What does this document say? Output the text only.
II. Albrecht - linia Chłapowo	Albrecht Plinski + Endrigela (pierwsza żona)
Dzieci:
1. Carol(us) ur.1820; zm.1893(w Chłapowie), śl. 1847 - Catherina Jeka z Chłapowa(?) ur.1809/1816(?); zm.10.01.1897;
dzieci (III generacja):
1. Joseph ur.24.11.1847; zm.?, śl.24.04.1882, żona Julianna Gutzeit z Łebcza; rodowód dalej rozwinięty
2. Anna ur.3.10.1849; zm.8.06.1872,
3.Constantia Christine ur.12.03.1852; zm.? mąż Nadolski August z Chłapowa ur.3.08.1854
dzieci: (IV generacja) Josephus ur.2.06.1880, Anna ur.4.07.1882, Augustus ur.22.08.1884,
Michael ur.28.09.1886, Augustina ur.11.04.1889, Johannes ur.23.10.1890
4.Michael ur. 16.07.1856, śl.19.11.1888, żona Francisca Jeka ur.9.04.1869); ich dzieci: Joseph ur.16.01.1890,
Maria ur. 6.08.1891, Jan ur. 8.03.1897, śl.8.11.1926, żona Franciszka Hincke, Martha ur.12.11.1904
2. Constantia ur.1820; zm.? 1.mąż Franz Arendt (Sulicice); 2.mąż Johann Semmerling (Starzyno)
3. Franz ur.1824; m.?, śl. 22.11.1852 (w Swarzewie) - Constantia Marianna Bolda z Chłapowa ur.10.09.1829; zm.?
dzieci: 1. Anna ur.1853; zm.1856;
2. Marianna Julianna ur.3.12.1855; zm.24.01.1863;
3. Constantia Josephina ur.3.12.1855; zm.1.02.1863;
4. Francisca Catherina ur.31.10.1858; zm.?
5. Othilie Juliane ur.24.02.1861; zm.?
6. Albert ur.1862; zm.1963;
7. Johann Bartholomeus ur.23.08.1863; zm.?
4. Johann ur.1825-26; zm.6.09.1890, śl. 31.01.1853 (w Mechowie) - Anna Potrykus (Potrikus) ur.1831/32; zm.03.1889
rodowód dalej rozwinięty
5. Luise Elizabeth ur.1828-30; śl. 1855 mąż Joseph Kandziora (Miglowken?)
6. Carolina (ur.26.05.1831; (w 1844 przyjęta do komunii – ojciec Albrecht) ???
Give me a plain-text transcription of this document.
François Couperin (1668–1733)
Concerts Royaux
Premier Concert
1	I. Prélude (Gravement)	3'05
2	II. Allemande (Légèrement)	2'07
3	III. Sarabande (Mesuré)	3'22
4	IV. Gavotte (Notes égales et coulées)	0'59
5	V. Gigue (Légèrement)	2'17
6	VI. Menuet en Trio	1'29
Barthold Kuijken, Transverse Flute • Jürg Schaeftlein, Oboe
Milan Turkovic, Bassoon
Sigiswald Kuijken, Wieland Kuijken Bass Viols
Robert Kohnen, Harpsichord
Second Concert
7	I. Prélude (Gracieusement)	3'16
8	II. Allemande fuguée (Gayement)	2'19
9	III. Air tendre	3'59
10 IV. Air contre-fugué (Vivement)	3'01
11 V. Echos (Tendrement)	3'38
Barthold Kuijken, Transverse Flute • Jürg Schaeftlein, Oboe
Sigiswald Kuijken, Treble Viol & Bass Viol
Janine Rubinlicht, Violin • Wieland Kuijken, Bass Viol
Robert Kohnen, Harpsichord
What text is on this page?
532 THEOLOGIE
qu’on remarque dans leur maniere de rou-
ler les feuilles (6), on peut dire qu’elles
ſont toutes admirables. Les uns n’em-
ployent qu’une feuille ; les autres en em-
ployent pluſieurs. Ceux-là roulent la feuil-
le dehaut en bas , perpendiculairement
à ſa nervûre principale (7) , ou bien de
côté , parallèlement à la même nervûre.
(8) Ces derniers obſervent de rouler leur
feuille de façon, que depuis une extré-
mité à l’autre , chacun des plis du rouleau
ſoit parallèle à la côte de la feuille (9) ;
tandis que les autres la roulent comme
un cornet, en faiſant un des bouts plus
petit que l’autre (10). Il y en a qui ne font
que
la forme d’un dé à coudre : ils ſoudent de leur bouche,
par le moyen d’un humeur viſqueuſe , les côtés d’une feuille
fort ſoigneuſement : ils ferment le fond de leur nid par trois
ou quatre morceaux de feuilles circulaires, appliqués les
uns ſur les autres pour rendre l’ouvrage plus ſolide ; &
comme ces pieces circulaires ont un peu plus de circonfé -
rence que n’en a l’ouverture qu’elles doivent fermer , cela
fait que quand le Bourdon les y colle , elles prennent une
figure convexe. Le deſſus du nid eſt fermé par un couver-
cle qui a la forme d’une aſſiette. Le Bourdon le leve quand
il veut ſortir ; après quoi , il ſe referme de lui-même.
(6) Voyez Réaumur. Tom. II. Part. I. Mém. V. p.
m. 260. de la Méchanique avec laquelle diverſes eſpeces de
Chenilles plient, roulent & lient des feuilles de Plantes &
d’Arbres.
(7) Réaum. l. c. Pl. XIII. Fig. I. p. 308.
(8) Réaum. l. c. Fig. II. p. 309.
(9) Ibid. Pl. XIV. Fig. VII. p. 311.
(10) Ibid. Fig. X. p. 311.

...

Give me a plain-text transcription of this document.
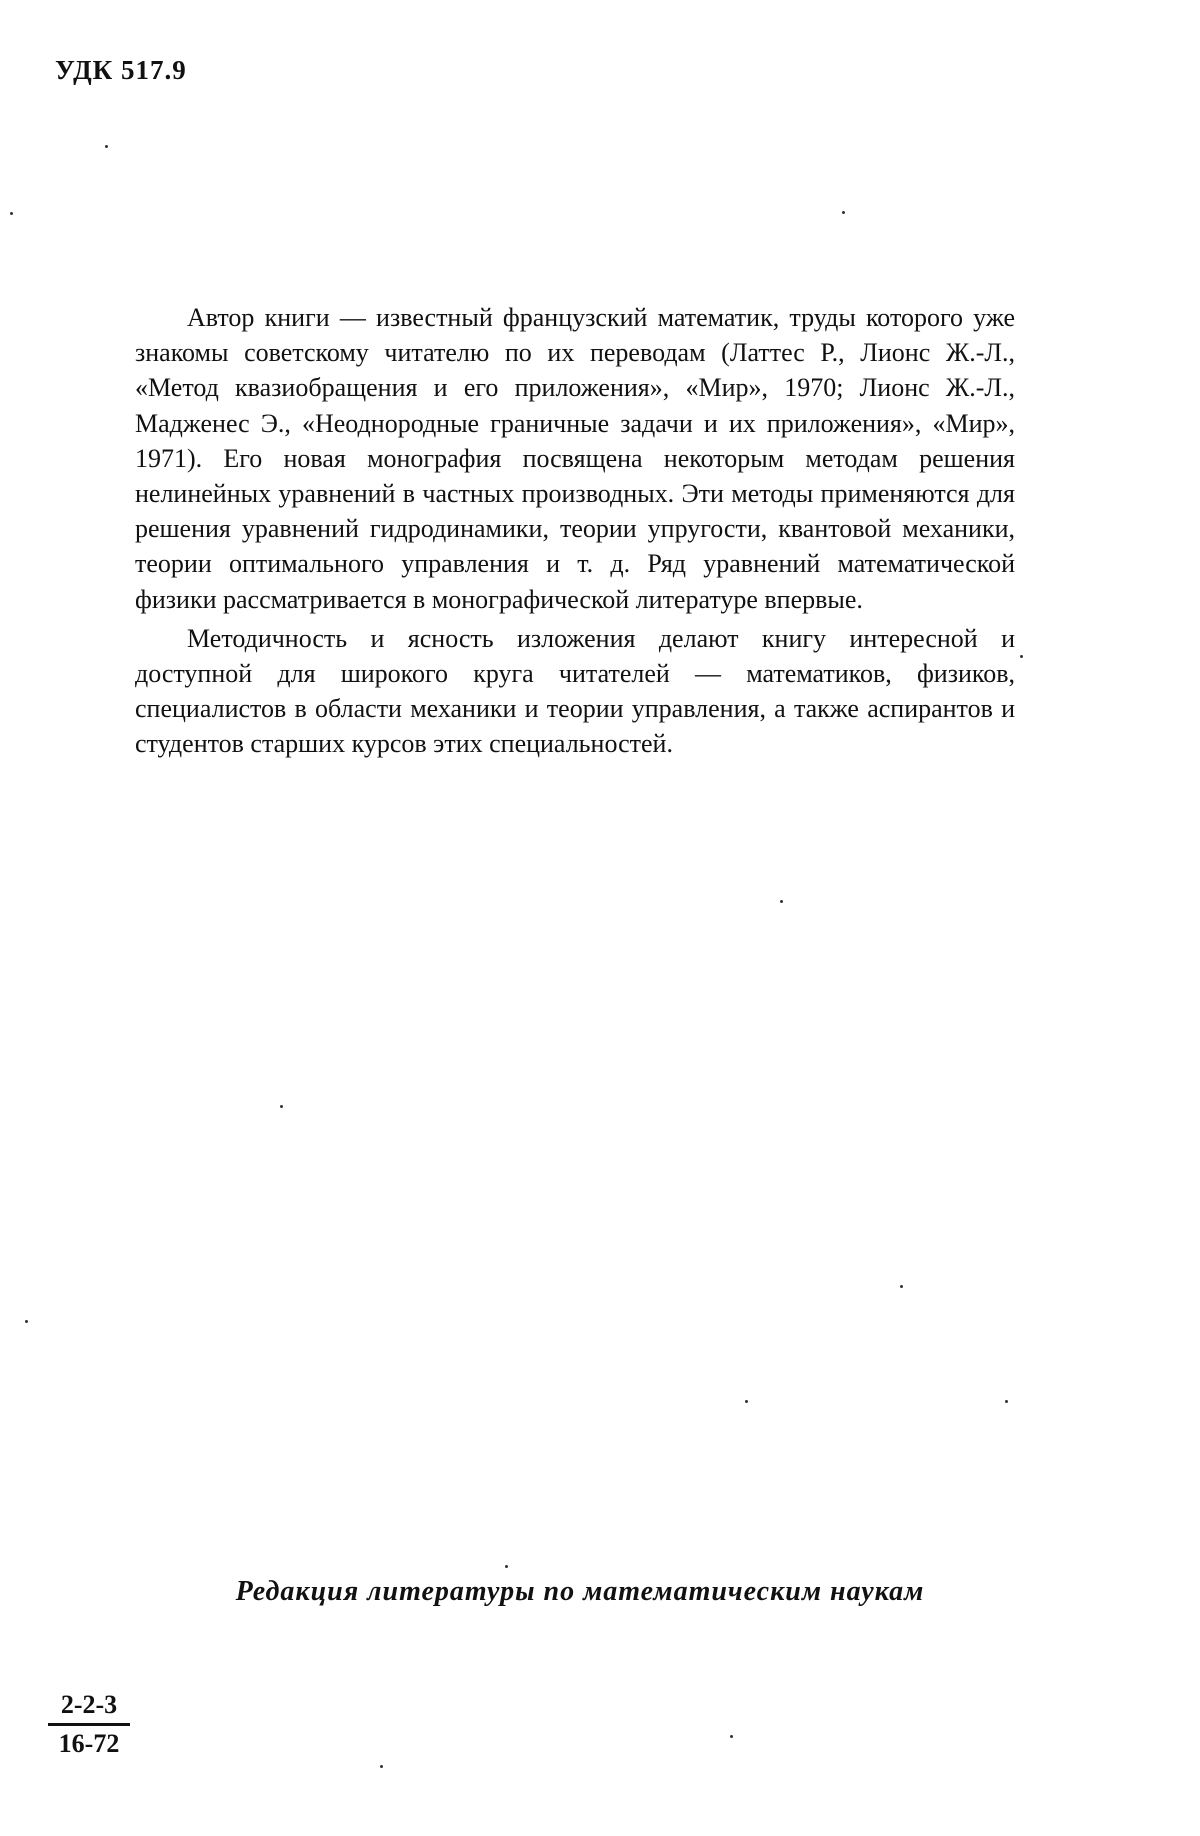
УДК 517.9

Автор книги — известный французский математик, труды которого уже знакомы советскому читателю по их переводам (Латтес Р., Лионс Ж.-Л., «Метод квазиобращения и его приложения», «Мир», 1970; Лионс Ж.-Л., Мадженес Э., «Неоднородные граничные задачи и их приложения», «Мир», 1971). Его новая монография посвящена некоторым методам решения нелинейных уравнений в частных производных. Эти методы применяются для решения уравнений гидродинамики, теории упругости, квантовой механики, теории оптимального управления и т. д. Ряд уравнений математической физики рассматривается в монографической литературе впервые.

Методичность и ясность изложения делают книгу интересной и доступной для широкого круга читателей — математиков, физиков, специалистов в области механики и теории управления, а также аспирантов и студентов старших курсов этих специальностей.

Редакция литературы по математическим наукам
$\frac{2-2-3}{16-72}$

* Work required:
Answer with a single number: the count of lines holding the word "Julianna".

* Task output:
2